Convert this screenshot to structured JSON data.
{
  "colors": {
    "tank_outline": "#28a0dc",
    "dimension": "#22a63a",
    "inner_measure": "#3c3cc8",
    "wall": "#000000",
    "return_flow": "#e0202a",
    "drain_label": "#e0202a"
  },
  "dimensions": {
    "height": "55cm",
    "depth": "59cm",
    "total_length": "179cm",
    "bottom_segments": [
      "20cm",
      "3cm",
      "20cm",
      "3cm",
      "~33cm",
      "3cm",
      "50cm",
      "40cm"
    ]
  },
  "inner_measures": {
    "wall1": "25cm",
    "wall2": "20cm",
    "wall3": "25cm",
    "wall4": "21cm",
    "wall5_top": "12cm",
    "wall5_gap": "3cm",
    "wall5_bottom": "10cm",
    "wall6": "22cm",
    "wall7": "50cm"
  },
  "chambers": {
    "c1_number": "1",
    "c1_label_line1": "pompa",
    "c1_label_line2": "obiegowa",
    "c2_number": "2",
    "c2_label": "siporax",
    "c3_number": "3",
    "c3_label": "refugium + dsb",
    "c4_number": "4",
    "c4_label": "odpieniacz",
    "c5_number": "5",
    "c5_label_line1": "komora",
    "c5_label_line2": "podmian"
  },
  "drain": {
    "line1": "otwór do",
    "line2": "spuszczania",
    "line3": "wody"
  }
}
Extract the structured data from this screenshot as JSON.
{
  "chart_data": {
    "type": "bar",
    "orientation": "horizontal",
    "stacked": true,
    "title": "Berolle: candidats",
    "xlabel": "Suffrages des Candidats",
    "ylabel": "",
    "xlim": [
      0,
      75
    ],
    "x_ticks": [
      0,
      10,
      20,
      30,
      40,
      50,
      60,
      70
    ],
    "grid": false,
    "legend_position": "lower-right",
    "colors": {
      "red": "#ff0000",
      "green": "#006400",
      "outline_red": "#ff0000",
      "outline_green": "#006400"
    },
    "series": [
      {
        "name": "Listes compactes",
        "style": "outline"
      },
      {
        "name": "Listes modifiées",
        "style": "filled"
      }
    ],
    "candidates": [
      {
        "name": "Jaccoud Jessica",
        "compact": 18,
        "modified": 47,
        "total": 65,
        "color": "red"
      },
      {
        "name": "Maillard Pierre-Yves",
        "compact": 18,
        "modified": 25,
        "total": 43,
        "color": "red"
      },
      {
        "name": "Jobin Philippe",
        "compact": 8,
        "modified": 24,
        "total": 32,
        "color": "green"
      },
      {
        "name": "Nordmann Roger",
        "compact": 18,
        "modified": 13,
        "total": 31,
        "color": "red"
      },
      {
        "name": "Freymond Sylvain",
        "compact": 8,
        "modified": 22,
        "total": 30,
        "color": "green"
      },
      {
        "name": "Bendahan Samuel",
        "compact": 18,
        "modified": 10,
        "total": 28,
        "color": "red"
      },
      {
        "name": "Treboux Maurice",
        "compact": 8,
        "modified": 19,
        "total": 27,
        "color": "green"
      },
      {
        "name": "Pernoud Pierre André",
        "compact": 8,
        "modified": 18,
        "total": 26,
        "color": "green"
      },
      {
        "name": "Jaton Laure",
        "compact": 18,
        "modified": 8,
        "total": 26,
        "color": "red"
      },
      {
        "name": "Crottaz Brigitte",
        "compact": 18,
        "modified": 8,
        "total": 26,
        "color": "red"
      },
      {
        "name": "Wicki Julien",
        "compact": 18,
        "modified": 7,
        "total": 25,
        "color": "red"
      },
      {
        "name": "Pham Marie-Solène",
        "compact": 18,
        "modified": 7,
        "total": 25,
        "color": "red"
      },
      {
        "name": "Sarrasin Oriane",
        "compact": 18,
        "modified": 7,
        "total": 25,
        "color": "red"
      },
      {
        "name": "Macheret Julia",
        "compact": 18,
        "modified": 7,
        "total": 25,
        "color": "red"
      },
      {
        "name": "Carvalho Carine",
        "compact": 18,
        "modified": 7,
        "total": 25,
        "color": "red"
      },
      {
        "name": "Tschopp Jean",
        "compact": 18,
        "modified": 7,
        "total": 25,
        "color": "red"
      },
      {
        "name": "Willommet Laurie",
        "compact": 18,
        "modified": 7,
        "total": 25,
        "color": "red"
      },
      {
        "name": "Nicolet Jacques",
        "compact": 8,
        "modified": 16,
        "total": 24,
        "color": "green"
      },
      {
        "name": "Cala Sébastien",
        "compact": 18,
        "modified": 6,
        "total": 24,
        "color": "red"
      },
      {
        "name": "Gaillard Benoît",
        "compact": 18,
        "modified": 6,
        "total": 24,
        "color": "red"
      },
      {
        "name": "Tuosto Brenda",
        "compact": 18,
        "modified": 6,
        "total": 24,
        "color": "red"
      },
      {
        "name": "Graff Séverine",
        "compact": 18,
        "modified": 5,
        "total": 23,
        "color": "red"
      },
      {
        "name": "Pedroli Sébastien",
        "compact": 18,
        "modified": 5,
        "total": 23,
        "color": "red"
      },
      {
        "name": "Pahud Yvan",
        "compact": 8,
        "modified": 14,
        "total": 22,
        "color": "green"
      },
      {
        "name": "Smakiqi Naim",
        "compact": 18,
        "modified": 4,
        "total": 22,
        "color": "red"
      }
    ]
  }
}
========================================================================
§ Aim
Copy out each line in the listing that has the word "structured".

§ Solved problem
Convert this screenshot to structured JSON data.
Extract the structured data from this screenshot as JSON.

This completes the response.